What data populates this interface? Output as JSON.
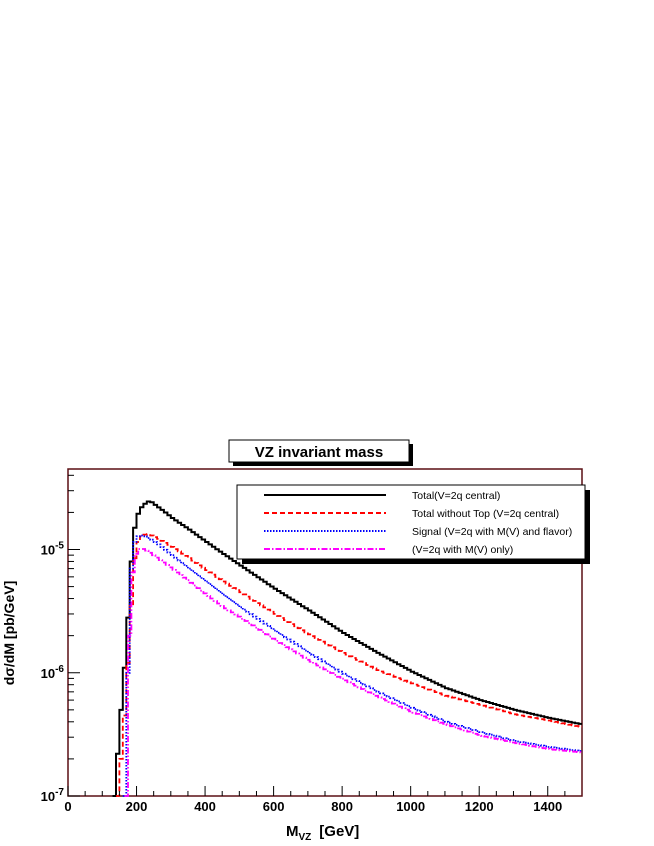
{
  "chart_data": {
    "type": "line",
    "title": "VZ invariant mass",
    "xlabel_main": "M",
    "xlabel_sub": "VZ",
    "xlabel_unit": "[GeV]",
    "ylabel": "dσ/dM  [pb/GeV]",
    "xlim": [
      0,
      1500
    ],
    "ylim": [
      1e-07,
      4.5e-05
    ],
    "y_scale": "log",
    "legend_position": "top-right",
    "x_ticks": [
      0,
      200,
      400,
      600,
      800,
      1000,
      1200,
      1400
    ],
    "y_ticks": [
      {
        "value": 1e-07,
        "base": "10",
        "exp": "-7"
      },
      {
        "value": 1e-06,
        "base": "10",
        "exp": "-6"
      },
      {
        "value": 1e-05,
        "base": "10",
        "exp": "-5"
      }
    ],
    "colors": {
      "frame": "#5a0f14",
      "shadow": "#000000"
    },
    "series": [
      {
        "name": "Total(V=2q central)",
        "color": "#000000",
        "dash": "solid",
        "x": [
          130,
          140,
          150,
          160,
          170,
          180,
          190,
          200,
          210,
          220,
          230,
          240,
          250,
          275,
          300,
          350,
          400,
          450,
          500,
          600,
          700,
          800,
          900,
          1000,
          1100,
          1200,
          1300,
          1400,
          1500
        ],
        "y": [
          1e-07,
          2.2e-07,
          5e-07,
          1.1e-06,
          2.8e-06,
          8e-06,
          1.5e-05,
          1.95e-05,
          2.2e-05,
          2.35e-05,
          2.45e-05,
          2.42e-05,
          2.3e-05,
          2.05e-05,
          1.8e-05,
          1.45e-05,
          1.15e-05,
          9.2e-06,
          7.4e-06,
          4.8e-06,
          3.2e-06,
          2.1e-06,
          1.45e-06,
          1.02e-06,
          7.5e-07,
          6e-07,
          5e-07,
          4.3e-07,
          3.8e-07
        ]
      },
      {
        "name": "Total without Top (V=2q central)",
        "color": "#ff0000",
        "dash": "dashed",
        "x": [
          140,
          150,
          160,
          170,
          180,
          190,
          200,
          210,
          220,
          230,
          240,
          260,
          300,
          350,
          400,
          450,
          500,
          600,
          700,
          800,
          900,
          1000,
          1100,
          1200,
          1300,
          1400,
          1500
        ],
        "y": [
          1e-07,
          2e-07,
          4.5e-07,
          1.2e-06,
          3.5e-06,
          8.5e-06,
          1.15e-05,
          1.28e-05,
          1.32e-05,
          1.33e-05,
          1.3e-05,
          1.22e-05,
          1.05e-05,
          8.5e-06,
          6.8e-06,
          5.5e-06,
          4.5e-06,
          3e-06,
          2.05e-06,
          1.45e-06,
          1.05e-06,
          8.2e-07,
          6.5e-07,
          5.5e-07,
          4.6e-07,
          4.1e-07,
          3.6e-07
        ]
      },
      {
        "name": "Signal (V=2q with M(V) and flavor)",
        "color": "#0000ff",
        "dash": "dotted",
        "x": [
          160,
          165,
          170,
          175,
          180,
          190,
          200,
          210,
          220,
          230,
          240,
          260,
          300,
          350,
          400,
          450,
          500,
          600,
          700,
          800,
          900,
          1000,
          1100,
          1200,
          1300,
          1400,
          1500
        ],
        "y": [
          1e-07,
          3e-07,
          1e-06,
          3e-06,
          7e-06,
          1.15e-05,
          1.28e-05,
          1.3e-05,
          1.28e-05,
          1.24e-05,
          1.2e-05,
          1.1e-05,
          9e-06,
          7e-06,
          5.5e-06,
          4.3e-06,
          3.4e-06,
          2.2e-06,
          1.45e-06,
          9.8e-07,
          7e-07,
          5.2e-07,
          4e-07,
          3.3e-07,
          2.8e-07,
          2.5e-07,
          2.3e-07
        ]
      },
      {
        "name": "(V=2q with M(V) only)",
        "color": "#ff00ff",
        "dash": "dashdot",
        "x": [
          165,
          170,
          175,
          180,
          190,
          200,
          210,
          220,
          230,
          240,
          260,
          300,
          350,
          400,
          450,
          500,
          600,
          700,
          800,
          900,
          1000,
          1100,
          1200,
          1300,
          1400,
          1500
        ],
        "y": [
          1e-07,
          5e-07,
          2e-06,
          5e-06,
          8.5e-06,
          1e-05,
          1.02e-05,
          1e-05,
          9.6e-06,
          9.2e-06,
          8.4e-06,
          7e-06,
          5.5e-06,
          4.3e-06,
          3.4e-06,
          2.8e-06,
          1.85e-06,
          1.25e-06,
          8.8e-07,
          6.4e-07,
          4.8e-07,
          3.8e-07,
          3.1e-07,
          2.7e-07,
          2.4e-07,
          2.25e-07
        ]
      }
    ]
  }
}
+ + + +
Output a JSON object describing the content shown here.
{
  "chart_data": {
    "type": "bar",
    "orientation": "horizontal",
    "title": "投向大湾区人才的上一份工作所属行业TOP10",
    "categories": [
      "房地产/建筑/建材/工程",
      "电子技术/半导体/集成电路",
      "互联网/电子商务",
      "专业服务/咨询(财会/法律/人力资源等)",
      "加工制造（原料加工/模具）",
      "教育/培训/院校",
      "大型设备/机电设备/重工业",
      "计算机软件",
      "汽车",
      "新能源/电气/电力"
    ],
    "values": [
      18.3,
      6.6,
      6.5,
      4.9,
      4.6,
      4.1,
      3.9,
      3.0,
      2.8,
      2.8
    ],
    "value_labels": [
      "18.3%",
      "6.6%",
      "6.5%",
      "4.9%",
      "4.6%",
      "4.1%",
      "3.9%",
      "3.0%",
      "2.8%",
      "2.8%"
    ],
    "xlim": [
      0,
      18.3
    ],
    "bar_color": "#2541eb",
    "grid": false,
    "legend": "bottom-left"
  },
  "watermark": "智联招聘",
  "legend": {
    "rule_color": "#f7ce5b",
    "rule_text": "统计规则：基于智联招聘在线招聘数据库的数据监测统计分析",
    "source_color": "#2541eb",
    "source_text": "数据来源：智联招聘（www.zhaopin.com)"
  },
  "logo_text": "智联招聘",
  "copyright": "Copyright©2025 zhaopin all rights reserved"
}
+ + + +
● **DESCRIPTION OF THE TASK**:
Find every line that holds "Total" and copy it.

● **FINISHED ANSWER**:
        "name": "Total(V=2q central)",
        "name": "Total without Top (V=2q central)",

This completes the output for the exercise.